■ TEXTAUSZUG:
----------------
II. Das "gute" und das "böse" Lachen - Definitionen


 

Lachen ist nicht gleich Lachen. Wenn vom Lachen die Rede ist, dann ist meist das spontane, natürli­che Lachen in komischen Situationen gemeint. Es gibt jedoch erheblich mehr Arten: das echte, fröh­liche, befreiende, alberne, schallende, kokette, übermütige, ansteckende, unechte, hinterhältige, dumme, unterwürfige, kumpelhafte, arrogante, dro­hende, unbeherrschte, gehemmte, schadenfrohe, um nur einige zu nennen. Lachen kann verschiedene Ur­sachen und Absichten haben. Es hat viele Gesichter und muß nicht unbedingt etwas mit Humor zu tun ha­ben, wie diese Varianten des Lachens zeigen: Das höhnische oder das verspottende Lachen hat ebenso­wenig mit dem Humor als Lebenshaltung zu tun wie das Lachen aus Schadenfreude. Diese Arten des La­chens möchte ich als "böses" Lachen bezeichnen, weil es als Waffe gegen jemanden eingesetzt wird, mit dem Ziel zu verletzen, zu kränken oder zu demo­ralisieren. Jeder weiß aus Erfahrung, wie unange­nehm es ist, wenn jemand unfreiwillig komisch wirkt und sich Gelächter über ihn ergießt, ohne daß der­jenige selbst mitlacht - er wird als Außenstehender zum Opfer.

 

Dem Menschen eigen sind allerdings auch Formen des Lachens, die weder "böse" noch "gut" sind. So wird aus Verlegenheit oder aus Unsicherheit ge­lacht, etwa um eine peinliche Situation zu über­spielen. Reine Freude und Glücksmomente gelten da­gegen als Quelle des ursprünglichen Lachens "aus dem Bauch heraus". Das Lachen, das einen Menschen mit Sinn für Humor auszeichnet, zeigt sich nicht nur in angenehmen, lockeren Lebenssituationen, son­dern eben auch oder gerade in mißlichen Lagen. Ich bezeichne dieses Lachen als "gutes" Lachen, weil es sich nicht über etwas lustig macht, sondern in kon­struktiver Weise einer bitteren Seite des Daseins ein Lächeln abgewinnen kann. Es ist frei von Über­heblichkeit und Arroganz und belustigt sich nicht auf Kosten eines anderen. Um sich dem Phänomen Hu­mor zu nähern, ist es wichtig, es gegen "verwandte" Kategorien wie Witz, Ironie, Satire und anderen ab­zugrenzen.
----------------
■ DATENABSCHNITT:
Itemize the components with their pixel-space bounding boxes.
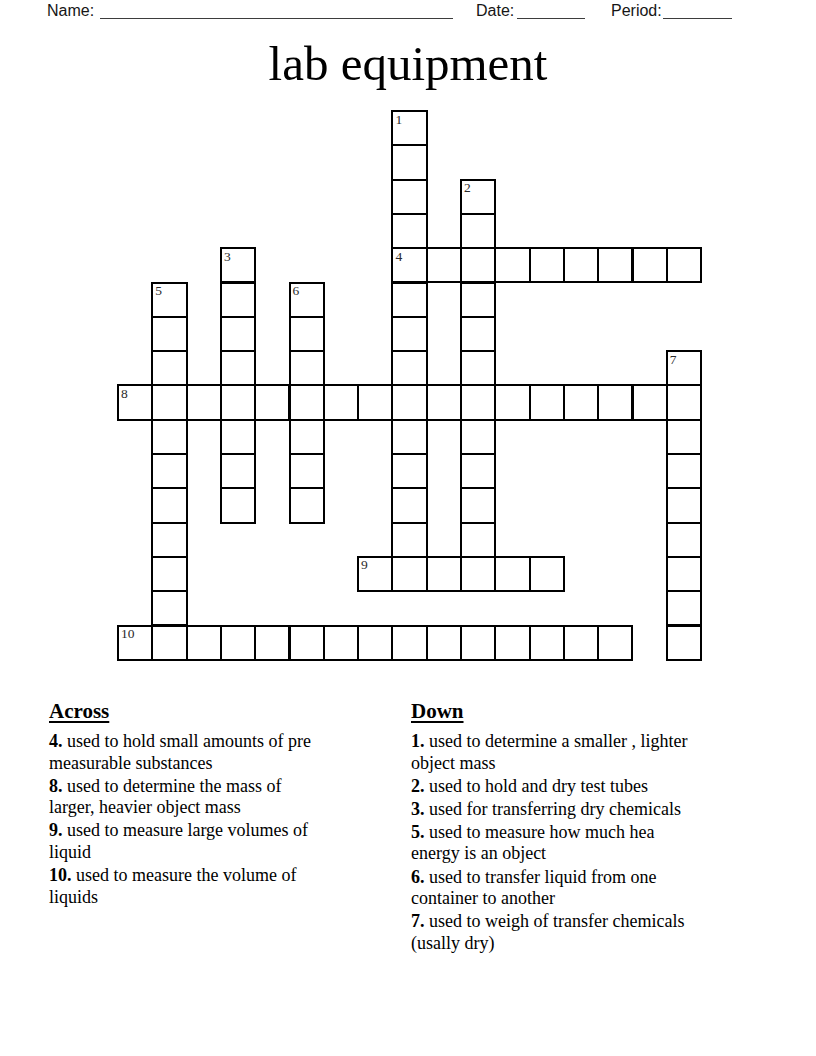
----------------
■ ZU BEARBEITENDE AUFGABEN:
a – Warum werden das höhnische, das verspottende und das schadenfrohe Lachen im Textauszug als „böses“ Lachen bezeichnet?
b – Fassen Sie den Textauszug in zwei Sätzen zusammen.

■ DIE LÖSUNGEN:
a – Weil es als Waffe gegen jemanden eingesetzt wird, mit dem Ziel, ihn zu verletzen, zu kränken oder zu demoralisieren.

b – Lachen hat viele Arten, Ursachen und Absichten und muss nicht mit Humor zu tun haben; höhnisches, verspottendes und schadenfrohes Lachen gilt als „böses“ Lachen, weil es andere verletzen, kränken oder demoralisieren soll. Daneben gibt es Formen wie das Lachen aus Verlegenheit, die weder „gut“ noch „böse“ sind, sowie das „gute“ Lachen, das gerade in misslichen Lagen einer bitteren Seite des Daseins ein Lächeln abgewinnt, ohne sich auf Kosten anderer zu belustigen.